GIVEN REQUEST |
Output the data exactly, with every line intact.

DATASET RECORDS |
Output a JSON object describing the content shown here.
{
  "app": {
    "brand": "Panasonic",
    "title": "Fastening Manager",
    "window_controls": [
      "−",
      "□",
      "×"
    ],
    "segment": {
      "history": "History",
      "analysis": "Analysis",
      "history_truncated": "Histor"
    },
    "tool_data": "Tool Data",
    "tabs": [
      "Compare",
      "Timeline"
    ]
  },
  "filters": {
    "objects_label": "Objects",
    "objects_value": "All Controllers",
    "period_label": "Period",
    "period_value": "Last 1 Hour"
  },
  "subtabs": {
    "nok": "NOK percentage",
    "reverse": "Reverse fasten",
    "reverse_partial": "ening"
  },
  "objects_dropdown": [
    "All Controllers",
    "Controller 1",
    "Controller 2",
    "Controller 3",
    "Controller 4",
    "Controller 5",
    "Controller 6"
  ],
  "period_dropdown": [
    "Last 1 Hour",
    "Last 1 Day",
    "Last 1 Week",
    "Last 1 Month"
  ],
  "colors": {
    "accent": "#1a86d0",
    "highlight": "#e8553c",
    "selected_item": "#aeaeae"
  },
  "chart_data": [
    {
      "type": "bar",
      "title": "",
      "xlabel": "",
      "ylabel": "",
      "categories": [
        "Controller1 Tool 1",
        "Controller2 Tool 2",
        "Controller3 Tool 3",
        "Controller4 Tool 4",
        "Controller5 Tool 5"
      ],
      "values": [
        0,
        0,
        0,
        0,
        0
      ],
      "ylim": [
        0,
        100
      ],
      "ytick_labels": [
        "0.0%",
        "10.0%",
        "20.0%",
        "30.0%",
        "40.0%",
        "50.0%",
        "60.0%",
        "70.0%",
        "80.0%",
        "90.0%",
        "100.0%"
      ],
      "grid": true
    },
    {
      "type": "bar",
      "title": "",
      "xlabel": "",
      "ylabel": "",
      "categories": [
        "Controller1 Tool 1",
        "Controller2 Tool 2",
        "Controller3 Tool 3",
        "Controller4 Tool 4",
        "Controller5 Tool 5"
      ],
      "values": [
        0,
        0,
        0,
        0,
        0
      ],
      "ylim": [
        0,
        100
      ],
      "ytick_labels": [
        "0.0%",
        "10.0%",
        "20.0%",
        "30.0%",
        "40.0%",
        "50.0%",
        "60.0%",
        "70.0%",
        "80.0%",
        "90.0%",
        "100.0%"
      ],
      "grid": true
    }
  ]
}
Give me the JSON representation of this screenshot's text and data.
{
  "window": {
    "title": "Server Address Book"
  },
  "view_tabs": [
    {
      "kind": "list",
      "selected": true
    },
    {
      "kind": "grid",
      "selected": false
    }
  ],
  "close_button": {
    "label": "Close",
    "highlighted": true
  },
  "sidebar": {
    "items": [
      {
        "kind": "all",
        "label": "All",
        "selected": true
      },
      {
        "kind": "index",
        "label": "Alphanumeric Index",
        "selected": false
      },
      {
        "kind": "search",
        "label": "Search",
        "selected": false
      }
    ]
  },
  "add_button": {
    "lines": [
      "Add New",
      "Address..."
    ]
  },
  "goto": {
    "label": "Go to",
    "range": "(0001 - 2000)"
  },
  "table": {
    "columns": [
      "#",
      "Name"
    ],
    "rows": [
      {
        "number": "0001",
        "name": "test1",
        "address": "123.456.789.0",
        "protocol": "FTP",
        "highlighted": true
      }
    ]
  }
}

THE REPLY |
Output a JSON object describing the content shown here.
{
  "app": {
    "brand": "Panasonic",
    "title": "Fastening Manager",
    "window_controls": [
      "−",
      "□",
      "×"
    ],
    "segment": {
      "history": "History",
      "analysis": "Analysis",
      "history_truncated": "Histor"
    },
    "tool_data": "Tool Data",
    "tabs": [
      "Compare",
      "Timeline"
    ]
  },
  "filters": {
    "objects_label": "Objects",
    "objects_value": "All Controllers",
    "period_label": "Period",
    "period_value": "Last 1 Hour"
  },
  "subtabs": {
    "nok": "NOK percentage",
    "reverse": "Reverse fasten",
    "reverse_partial": "ening"
  },
  "objects_dropdown": [
    "All Controllers",
    "Controller 1",
    "Controller 2",
    "Controller 3",
    "Controller 4",
    "Controller 5",
    "Controller 6"
  ],
  "period_dropdown": [
    "Last 1 Hour",
    "Last 1 Day",
    "Last 1 Week",
    "Last 1 Month"
  ],
  "colors": {
    "accent": "#1a86d0",
    "highlight": "#e8553c",
    "selected_item": "#aeaeae"
  },
  "chart_data": [
    {
      "type": "bar",
      "title": "",
      "xlabel": "",
      "ylabel": "",
      "categories": [
        "Controller1 Tool 1",
        "Controller2 Tool 2",
        "Controller3 Tool 3",
        "Controller4 Tool 4",
        "Controller5 Tool 5"
      ],
      "values": [
        0,
        0,
        0,
        0,
        0
      ],
      "ylim": [
        0,
        100
      ],
      "ytick_labels": [
        "0.0%",
        "10.0%",
        "20.0%",
        "30.0%",
        "40.0%",
        "50.0%",
        "60.0%",
        "70.0%",
        "80.0%",
        "90.0%",
        "100.0%"
      ],
      "grid": true
    },
    {
      "type": "bar",
      "title": "",
      "xlabel": "",
      "ylabel": "",
      "categories": [
        "Controller1 Tool 1",
        "Controller2 Tool 2",
        "Controller3 Tool 3",
        "Controller4 Tool 4",
        "Controller5 Tool 5"
      ],
      "values": [
        0,
        0,
        0,
        0,
        0
      ],
      "ylim": [
        0,
        100
      ],
      "ytick_labels": [
        "0.0%",
        "10.0%",
        "20.0%",
        "30.0%",
        "40.0%",
        "50.0%",
        "60.0%",
        "70.0%",
        "80.0%",
        "90.0%",
        "100.0%"
      ],
      "grid": true
    }
  ]
}
Give me the JSON representation of this screenshot's text and data.
{
  "window": {
    "title": "Server Address Book"
  },
  "view_tabs": [
    {
      "kind": "list",
      "selected": true
    },
    {
      "kind": "grid",
      "selected": false
    }
  ],
  "close_button": {
    "label": "Close",
    "highlighted": true
  },
  "sidebar": {
    "items": [
      {
        "kind": "all",
        "label": "All",
        "selected": true
      },
      {
        "kind": "index",
        "label": "Alphanumeric Index",
        "selected": false
      },
      {
        "kind": "search",
        "label": "Search",
        "selected": false
      }
    ]
  },
  "add_button": {
    "lines": [
      "Add New",
      "Address..."
    ]
  },
  "goto": {
    "label": "Go to",
    "range": "(0001 - 2000)"
  },
  "table": {
    "columns": [
      "#",
      "Name"
    ],
    "rows": [
      {
        "number": "0001",
        "name": "test1",
        "address": "123.456.789.0",
        "protocol": "FTP",
        "highlighted": true
      }
    ]
  }
}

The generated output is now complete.